Element-and-box listings
* begin *

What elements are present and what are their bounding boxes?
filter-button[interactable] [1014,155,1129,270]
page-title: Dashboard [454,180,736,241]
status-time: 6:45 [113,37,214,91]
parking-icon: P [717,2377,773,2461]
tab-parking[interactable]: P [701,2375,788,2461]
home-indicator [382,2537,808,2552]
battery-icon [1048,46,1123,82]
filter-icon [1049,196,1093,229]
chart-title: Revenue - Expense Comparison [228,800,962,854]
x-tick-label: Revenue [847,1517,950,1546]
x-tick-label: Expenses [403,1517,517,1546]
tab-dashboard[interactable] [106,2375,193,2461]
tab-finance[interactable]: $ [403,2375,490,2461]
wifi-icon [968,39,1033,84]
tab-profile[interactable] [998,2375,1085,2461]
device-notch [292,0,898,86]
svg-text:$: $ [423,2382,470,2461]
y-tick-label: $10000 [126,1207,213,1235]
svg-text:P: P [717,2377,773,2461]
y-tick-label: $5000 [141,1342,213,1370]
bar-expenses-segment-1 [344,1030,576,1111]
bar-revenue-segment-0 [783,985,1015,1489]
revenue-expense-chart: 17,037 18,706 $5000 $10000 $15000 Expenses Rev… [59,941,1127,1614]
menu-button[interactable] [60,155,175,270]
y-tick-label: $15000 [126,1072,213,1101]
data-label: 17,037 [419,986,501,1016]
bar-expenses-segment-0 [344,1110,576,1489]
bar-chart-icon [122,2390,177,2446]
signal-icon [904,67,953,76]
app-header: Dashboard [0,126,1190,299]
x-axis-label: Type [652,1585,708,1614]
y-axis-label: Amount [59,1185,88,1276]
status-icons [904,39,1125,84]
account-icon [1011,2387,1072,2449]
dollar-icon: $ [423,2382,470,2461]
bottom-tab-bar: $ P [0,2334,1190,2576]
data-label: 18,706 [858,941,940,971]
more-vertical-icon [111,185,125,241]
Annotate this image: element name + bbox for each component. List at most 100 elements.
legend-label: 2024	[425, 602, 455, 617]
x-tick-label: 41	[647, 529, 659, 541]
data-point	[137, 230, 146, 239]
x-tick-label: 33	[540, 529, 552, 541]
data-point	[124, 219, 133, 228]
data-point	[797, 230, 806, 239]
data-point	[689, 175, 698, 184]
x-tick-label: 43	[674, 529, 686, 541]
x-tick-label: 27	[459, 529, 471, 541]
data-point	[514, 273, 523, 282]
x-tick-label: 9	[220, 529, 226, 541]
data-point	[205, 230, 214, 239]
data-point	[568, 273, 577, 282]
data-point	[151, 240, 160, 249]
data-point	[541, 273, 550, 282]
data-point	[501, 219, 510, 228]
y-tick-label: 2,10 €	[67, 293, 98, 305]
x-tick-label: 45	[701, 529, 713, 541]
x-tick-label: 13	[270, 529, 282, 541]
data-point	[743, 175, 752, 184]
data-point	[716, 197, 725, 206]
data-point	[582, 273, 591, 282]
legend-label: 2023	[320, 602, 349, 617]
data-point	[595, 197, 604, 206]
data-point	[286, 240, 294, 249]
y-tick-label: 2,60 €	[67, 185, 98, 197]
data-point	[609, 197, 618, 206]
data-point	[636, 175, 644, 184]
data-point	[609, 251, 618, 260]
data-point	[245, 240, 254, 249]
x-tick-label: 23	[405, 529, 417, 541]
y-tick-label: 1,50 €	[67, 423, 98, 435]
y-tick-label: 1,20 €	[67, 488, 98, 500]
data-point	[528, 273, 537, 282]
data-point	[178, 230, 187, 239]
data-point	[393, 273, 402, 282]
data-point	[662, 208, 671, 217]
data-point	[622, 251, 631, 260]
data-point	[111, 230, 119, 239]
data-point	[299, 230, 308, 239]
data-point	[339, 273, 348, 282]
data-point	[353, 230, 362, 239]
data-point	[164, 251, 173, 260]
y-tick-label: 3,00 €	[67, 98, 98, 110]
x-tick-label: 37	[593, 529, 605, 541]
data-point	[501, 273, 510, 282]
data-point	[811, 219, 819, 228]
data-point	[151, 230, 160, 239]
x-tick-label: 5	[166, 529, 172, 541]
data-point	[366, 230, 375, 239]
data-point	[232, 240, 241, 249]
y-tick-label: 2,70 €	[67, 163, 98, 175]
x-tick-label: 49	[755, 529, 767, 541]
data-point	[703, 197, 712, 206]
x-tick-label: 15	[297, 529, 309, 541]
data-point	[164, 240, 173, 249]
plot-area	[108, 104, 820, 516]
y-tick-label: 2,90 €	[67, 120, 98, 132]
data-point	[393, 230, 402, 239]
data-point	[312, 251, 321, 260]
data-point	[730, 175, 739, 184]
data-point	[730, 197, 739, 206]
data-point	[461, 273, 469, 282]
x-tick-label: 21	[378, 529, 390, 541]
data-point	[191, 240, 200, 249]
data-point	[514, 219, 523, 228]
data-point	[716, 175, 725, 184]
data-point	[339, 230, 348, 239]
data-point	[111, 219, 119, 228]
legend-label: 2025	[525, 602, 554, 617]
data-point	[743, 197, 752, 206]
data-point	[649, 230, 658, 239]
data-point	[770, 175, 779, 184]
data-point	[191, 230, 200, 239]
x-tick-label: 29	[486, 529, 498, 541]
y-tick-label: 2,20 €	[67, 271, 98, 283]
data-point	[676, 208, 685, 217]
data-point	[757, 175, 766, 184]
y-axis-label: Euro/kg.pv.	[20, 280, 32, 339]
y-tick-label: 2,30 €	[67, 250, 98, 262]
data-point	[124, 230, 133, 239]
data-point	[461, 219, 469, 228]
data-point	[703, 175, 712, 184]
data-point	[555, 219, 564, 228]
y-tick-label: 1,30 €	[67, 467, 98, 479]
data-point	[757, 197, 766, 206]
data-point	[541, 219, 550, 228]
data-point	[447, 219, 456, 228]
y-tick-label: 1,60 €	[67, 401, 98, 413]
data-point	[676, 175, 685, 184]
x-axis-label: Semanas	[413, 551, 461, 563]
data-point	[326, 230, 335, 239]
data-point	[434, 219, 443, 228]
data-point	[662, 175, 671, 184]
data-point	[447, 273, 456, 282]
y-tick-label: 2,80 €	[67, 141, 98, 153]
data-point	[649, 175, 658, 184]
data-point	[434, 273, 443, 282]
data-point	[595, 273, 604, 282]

* end *

**INSTRUCTIONS TO FOLLOW:**
Copy every line of the records above without any change.

**TASK ANSWER:**
What elements are present and what are their bounding boxes?
filter-button[interactable] [1014,155,1129,270]
page-title: Dashboard [454,180,736,241]
status-time: 6:45 [113,37,214,91]
parking-icon: P [717,2377,773,2461]
tab-parking[interactable]: P [701,2375,788,2461]
home-indicator [382,2537,808,2552]
battery-icon [1048,46,1123,82]
filter-icon [1049,196,1093,229]
chart-title: Revenue - Expense Comparison [228,800,962,854]
x-tick-label: Revenue [847,1517,950,1546]
x-tick-label: Expenses [403,1517,517,1546]
tab-dashboard[interactable] [106,2375,193,2461]
tab-finance[interactable]: $ [403,2375,490,2461]
wifi-icon [968,39,1033,84]
tab-profile[interactable] [998,2375,1085,2461]
device-notch [292,0,898,86]
svg-text:$: $ [423,2382,470,2461]
y-tick-label: $10000 [126,1207,213,1235]
svg-text:P: P [717,2377,773,2461]
y-tick-label: $5000 [141,1342,213,1370]
bar-expenses-segment-1 [344,1030,576,1111]
bar-revenue-segment-0 [783,985,1015,1489]
revenue-expense-chart: 17,037 18,706 $5000 $10000 $15000 Expenses Rev… [59,941,1127,1614]
menu-button[interactable] [60,155,175,270]
y-tick-label: $15000 [126,1072,213,1101]
data-label: 17,037 [419,986,501,1016]
bar-expenses-segment-0 [344,1110,576,1489]
bar-chart-icon [122,2390,177,2446]
signal-icon [904,67,953,76]
app-header: Dashboard [0,126,1190,299]
x-axis-label: Type [652,1585,708,1614]
y-axis-label: Amount [59,1185,88,1276]
status-icons [904,39,1125,84]
account-icon [1011,2387,1072,2449]
dollar-icon: $ [423,2382,470,2461]
bottom-tab-bar: $ P [0,2334,1190,2576]
data-label: 18,706 [858,941,940,971]
more-vertical-icon [111,185,125,241]
Annotate this image: element name + bbox for each component. List at most 100 elements.
legend-label: 2024	[425, 602, 455, 617]
x-tick-label: 41	[647, 529, 659, 541]
data-point	[137, 230, 146, 239]
x-tick-label: 33	[540, 529, 552, 541]
data-point	[124, 219, 133, 228]
data-point	[797, 230, 806, 239]
data-point	[689, 175, 698, 184]
x-tick-label: 43	[674, 529, 686, 541]
x-tick-label: 27	[459, 529, 471, 541]
data-point	[514, 273, 523, 282]
x-tick-label: 9	[220, 529, 226, 541]
data-point	[205, 230, 214, 239]
data-point	[568, 273, 577, 282]
data-point	[151, 240, 160, 249]
data-point	[541, 273, 550, 282]
data-point	[501, 219, 510, 228]
y-tick-label: 2,10 €	[67, 293, 98, 305]
x-tick-label: 45	[701, 529, 713, 541]
x-tick-label: 13	[270, 529, 282, 541]
data-point	[743, 175, 752, 184]
data-point	[716, 197, 725, 206]
data-point	[582, 273, 591, 282]
legend-label: 2023	[320, 602, 349, 617]
data-point	[595, 197, 604, 206]
data-point	[286, 240, 294, 249]
y-tick-label: 2,60 €	[67, 185, 98, 197]
data-point	[609, 197, 618, 206]
data-point	[636, 175, 644, 184]
data-point	[609, 251, 618, 260]
data-point	[245, 240, 254, 249]
x-tick-label: 23	[405, 529, 417, 541]
y-tick-label: 1,50 €	[67, 423, 98, 435]
y-tick-label: 1,20 €	[67, 488, 98, 500]
data-point	[528, 273, 537, 282]
data-point	[178, 230, 187, 239]
data-point	[393, 273, 402, 282]
data-point	[662, 208, 671, 217]
data-point	[622, 251, 631, 260]
data-point	[111, 230, 119, 239]
data-point	[299, 230, 308, 239]
data-point	[339, 273, 348, 282]
data-point	[353, 230, 362, 239]
data-point	[164, 251, 173, 260]
y-tick-label: 3,00 €	[67, 98, 98, 110]
x-tick-label: 37	[593, 529, 605, 541]
data-point	[501, 273, 510, 282]
data-point	[811, 219, 819, 228]
data-point	[151, 230, 160, 239]
x-tick-label: 5	[166, 529, 172, 541]
data-point	[366, 230, 375, 239]
data-point	[232, 240, 241, 249]
y-tick-label: 2,70 €	[67, 163, 98, 175]
x-tick-label: 49	[755, 529, 767, 541]
data-point	[703, 197, 712, 206]
x-tick-label: 15	[297, 529, 309, 541]
data-point	[164, 240, 173, 249]
plot-area	[108, 104, 820, 516]
y-tick-label: 2,90 €	[67, 120, 98, 132]
data-point	[393, 230, 402, 239]
data-point	[312, 251, 321, 260]
data-point	[730, 175, 739, 184]
data-point	[730, 197, 739, 206]
data-point	[461, 273, 469, 282]
x-tick-label: 21	[378, 529, 390, 541]
data-point	[191, 240, 200, 249]
data-point	[514, 219, 523, 228]
data-point	[716, 175, 725, 184]
data-point	[339, 230, 348, 239]
data-point	[111, 219, 119, 228]
legend-label: 2025	[525, 602, 554, 617]
data-point	[743, 197, 752, 206]
data-point	[649, 230, 658, 239]
data-point	[770, 175, 779, 184]
data-point	[191, 230, 200, 239]
x-tick-label: 29	[486, 529, 498, 541]
y-tick-label: 2,20 €	[67, 271, 98, 283]
data-point	[676, 208, 685, 217]
data-point	[757, 175, 766, 184]
y-axis-label: Euro/kg.pv.	[20, 280, 32, 339]
y-tick-label: 2,30 €	[67, 250, 98, 262]
data-point	[124, 230, 133, 239]
data-point	[461, 219, 469, 228]
data-point	[703, 175, 712, 184]
data-point	[555, 219, 564, 228]
y-tick-label: 1,30 €	[67, 467, 98, 479]
data-point	[757, 197, 766, 206]
data-point	[541, 219, 550, 228]
data-point	[447, 219, 456, 228]
y-tick-label: 1,60 €	[67, 401, 98, 413]
data-point	[676, 175, 685, 184]
x-axis-label: Semanas	[413, 551, 461, 563]
data-point	[326, 230, 335, 239]
data-point	[434, 219, 443, 228]
data-point	[662, 175, 671, 184]
data-point	[447, 273, 456, 282]
y-tick-label: 2,80 €	[67, 141, 98, 153]
data-point	[649, 175, 658, 184]
data-point	[434, 273, 443, 282]
data-point	[595, 273, 604, 282]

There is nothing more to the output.